### Work to do
Repeat each line of the material exactly.
------
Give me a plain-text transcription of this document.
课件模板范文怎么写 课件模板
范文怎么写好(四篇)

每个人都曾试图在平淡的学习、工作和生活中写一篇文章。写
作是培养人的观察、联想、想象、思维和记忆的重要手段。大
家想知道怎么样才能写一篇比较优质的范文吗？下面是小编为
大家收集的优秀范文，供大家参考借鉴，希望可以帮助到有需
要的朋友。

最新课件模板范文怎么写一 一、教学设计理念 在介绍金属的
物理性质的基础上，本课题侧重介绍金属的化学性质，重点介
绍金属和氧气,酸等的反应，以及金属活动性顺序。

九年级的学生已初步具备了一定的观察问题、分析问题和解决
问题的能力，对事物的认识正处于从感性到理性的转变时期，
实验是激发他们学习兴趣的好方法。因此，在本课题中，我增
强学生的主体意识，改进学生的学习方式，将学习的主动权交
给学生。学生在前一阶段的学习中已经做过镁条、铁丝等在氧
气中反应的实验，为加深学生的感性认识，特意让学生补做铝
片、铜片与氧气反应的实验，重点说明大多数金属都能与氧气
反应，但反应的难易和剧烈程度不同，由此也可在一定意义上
------
### In response
Give me a plain-text transcription of this document.
课件模板范文怎么写 课件模板
范文怎么写好(四篇)

每个人都曾试图在平淡的学习、工作和生活中写一篇文章。写
作是培养人的观察、联想、想象、思维和记忆的重要手段。大
家想知道怎么样才能写一篇比较优质的范文吗？下面是小编为
大家收集的优秀范文，供大家参考借鉴，希望可以帮助到有需
要的朋友。

最新课件模板范文怎么写一 一、教学设计理念 在介绍金属的
物理性质的基础上，本课题侧重介绍金属的化学性质，重点介
绍金属和氧气,酸等的反应，以及金属活动性顺序。

九年级的学生已初步具备了一定的观察问题、分析问题和解决
问题的能力，对事物的认识正处于从感性到理性的转变时期，
实验是激发他们学习兴趣的好方法。因此，在本课题中，我增
强学生的主体意识，改进学生的学习方式，将学习的主动权交
给学生。学生在前一阶段的学习中已经做过镁条、铁丝等在氧
气中反应的实验，为加深学生的感性认识，特意让学生补做铝
片、铜片与氧气反应的实验，重点说明大多数金属都能与氧气
反应，但反应的难易和剧烈程度不同，由此也可在一定意义上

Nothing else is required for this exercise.